"I Need a Miracle" is a single released by British singer-songwriter Tara McDonald in 2016. It was chosen as the Europride anthem for 2016 remixed by Gregor Salto. 
The single charted at No. 83 in Portugal and No. 47 in France. It is a cover of the song originally recorded by Coco Star released on Green Light Recordings, which was re-released as a mashup/remix by Fragma called "Toca's Miracle". It was co-written by Rob Davis and Victor Imbres. McDonald's version of the song is produced in a tropical dance style and the BPM for this cover version is slower than the original. One line repeated often in this version is "I won't take nothing less than a deeper love", which McDonald felt was the message of the song she wanted to share.

Exercise requirements:
• a. In the text on "I Need a Miracle," who remixed the single chosen as the Europride anthem for 2016?
• b. Please rewrite the entries from the start down to the line containing "point-t: T — [663, 629, 678, 656]", with "x-tick-label" swapped for "x-axis-tick" and everything else left unchanged.

Listed records:

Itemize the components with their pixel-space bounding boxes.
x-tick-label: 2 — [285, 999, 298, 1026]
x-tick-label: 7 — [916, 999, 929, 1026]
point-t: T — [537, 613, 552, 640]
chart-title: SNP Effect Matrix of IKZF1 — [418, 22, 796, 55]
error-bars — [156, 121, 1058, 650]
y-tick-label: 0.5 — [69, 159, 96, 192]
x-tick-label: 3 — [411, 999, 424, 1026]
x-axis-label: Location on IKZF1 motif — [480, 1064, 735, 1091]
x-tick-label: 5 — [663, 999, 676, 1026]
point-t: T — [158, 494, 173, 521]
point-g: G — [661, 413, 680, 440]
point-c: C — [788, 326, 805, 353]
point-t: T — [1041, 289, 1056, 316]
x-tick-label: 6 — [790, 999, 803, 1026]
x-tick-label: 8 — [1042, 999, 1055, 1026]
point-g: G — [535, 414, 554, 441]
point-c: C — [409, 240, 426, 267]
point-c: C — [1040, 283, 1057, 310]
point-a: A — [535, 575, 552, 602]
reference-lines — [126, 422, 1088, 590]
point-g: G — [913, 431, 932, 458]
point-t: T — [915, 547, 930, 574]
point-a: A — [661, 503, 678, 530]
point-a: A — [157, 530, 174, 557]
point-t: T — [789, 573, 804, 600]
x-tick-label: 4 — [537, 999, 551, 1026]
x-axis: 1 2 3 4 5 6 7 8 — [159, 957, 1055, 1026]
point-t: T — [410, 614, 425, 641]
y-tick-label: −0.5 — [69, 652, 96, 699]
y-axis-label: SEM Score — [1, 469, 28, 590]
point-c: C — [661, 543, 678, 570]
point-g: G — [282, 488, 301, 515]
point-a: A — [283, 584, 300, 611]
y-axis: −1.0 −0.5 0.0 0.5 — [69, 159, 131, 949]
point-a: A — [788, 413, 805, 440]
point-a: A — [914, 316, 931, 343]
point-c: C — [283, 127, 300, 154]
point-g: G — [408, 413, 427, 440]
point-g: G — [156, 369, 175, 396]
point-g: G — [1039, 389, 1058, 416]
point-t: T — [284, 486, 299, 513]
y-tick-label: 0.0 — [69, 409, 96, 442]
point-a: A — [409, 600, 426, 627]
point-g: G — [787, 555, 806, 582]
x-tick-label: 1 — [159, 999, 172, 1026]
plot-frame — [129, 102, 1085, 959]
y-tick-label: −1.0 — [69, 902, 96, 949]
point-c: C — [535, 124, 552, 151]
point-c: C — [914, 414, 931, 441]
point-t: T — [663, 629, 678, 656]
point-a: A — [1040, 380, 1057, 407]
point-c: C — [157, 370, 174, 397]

Task-by-task answers:
• a. Gregor Salto

• b.
Itemize the components with their pixel-space bounding boxes.
x-axis-tick: 2 — [285, 999, 298, 1026]
x-axis-tick: 7 — [916, 999, 929, 1026]
point-t: T — [537, 613, 552, 640]
chart-title: SNP Effect Matrix of IKZF1 — [418, 22, 796, 55]
error-bars — [156, 121, 1058, 650]
y-tick-label: 0.5 — [69, 159, 96, 192]
x-axis-tick: 3 — [411, 999, 424, 1026]
x-axis-label: Location on IKZF1 motif — [480, 1064, 735, 1091]
x-axis-tick: 5 — [663, 999, 676, 1026]
point-t: T — [158, 494, 173, 521]
point-g: G — [661, 413, 680, 440]
point-c: C — [788, 326, 805, 353]
point-t: T — [1041, 289, 1056, 316]
x-axis-tick: 6 — [790, 999, 803, 1026]
x-axis-tick: 8 — [1042, 999, 1055, 1026]
point-g: G — [535, 414, 554, 441]
point-c: C — [409, 240, 426, 267]
point-c: C — [1040, 283, 1057, 310]
point-a: A — [535, 575, 552, 602]
reference-lines — [126, 422, 1088, 590]
point-g: G — [913, 431, 932, 458]
point-t: T — [915, 547, 930, 574]
point-a: A — [661, 503, 678, 530]
point-a: A — [157, 530, 174, 557]
point-t: T — [789, 573, 804, 600]
x-axis-tick: 4 — [537, 999, 551, 1026]
x-axis: 1 2 3 4 5 6 7 8 — [159, 957, 1055, 1026]
point-t: T — [410, 614, 425, 641]
y-tick-label: −0.5 — [69, 652, 96, 699]
y-axis-label: SEM Score — [1, 469, 28, 590]
point-c: C — [661, 543, 678, 570]
point-g: G — [282, 488, 301, 515]
point-a: A — [283, 584, 300, 611]
y-axis: −1.0 −0.5 0.0 0.5 — [69, 159, 131, 949]
point-a: A — [788, 413, 805, 440]
point-a: A — [914, 316, 931, 343]
point-c: C — [283, 127, 300, 154]
point-g: G — [408, 413, 427, 440]
point-g: G — [156, 369, 175, 396]
point-g: G — [1039, 389, 1058, 416]
point-t: T — [284, 486, 299, 513]
y-tick-label: 0.0 — [69, 409, 96, 442]
point-a: A — [409, 600, 426, 627]
point-g: G — [787, 555, 806, 582]
x-axis-tick: 1 — [159, 999, 172, 1026]
plot-frame — [129, 102, 1085, 959]
y-tick-label: −1.0 — [69, 902, 96, 949]
point-c: C — [535, 124, 552, 151]
point-c: C — [914, 414, 931, 441]
point-t: T — [663, 629, 678, 656]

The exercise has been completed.